§ THE REQUEST
In the records below, find each line with the word "search" and copy it.

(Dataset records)
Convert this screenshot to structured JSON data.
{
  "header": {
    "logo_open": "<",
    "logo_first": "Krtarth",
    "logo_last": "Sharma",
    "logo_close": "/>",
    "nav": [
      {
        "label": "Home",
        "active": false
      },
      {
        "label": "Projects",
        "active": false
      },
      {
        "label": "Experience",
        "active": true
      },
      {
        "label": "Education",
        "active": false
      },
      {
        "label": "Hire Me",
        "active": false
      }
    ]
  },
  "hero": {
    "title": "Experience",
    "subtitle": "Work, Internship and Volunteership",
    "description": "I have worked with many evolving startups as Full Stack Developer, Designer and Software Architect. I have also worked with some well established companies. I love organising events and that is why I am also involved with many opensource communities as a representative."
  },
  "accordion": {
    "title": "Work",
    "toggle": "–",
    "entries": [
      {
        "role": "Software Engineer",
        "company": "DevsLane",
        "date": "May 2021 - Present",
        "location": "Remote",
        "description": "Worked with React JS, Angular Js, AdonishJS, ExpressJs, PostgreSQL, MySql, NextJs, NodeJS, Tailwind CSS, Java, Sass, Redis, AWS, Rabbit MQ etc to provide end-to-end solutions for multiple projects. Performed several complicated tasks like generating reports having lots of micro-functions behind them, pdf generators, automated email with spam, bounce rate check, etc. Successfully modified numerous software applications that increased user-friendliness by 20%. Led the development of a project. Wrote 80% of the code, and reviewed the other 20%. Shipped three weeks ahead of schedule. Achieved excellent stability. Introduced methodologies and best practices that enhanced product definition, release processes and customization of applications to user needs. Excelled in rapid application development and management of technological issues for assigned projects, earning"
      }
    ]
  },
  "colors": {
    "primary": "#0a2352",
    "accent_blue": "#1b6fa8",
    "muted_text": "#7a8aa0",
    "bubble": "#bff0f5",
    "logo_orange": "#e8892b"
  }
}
* * *
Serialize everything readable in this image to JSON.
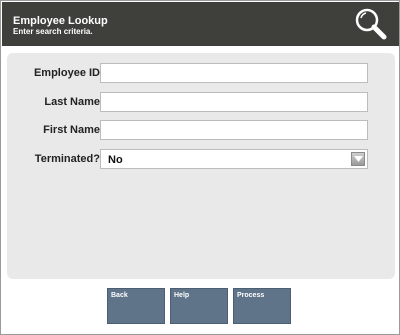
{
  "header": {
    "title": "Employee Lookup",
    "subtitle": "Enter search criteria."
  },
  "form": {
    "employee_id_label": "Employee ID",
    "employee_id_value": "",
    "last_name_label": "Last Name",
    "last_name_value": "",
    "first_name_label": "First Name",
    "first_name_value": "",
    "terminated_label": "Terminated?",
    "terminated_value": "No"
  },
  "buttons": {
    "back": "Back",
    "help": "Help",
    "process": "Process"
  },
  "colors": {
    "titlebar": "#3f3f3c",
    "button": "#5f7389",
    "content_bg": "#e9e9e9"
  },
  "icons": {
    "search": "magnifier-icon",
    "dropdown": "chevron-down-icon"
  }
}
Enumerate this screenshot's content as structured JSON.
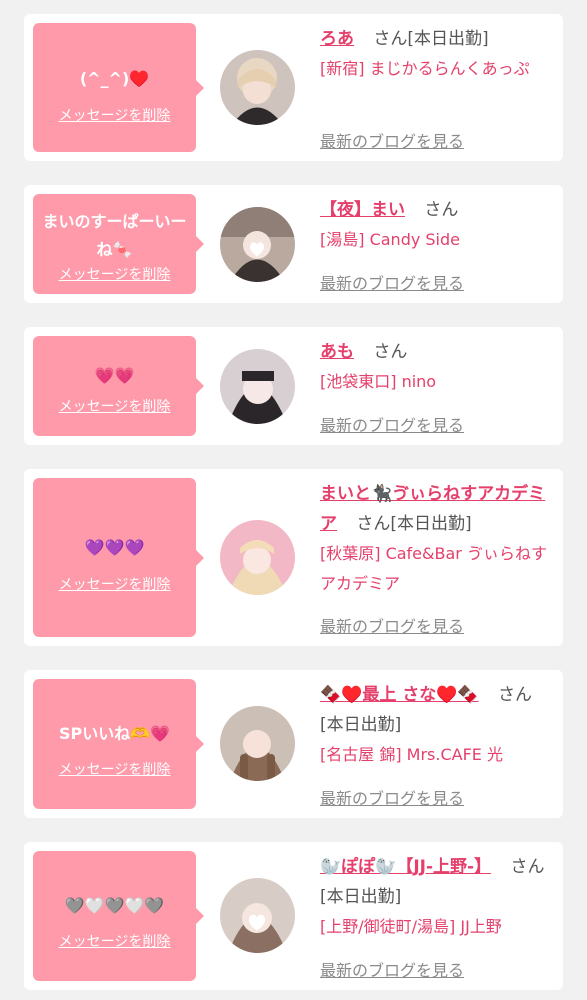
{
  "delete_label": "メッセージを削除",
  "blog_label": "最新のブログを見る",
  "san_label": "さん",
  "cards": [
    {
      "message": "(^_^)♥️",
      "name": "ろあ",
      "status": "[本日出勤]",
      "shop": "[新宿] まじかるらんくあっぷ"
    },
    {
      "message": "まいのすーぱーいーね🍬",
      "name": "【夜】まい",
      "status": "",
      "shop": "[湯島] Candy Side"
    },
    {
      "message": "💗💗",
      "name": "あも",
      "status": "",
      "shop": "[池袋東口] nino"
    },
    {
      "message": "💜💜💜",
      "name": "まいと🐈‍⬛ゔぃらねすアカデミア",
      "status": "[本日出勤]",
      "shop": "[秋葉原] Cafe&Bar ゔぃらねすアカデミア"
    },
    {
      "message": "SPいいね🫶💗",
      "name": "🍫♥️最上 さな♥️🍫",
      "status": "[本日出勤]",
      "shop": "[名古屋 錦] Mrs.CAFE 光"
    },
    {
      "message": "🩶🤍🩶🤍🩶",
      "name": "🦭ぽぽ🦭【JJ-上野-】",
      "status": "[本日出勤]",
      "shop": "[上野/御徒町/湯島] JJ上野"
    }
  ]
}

§ THE RESULT
    "subtitle": "Enter search criteria."
    "search": "magnifier-icon",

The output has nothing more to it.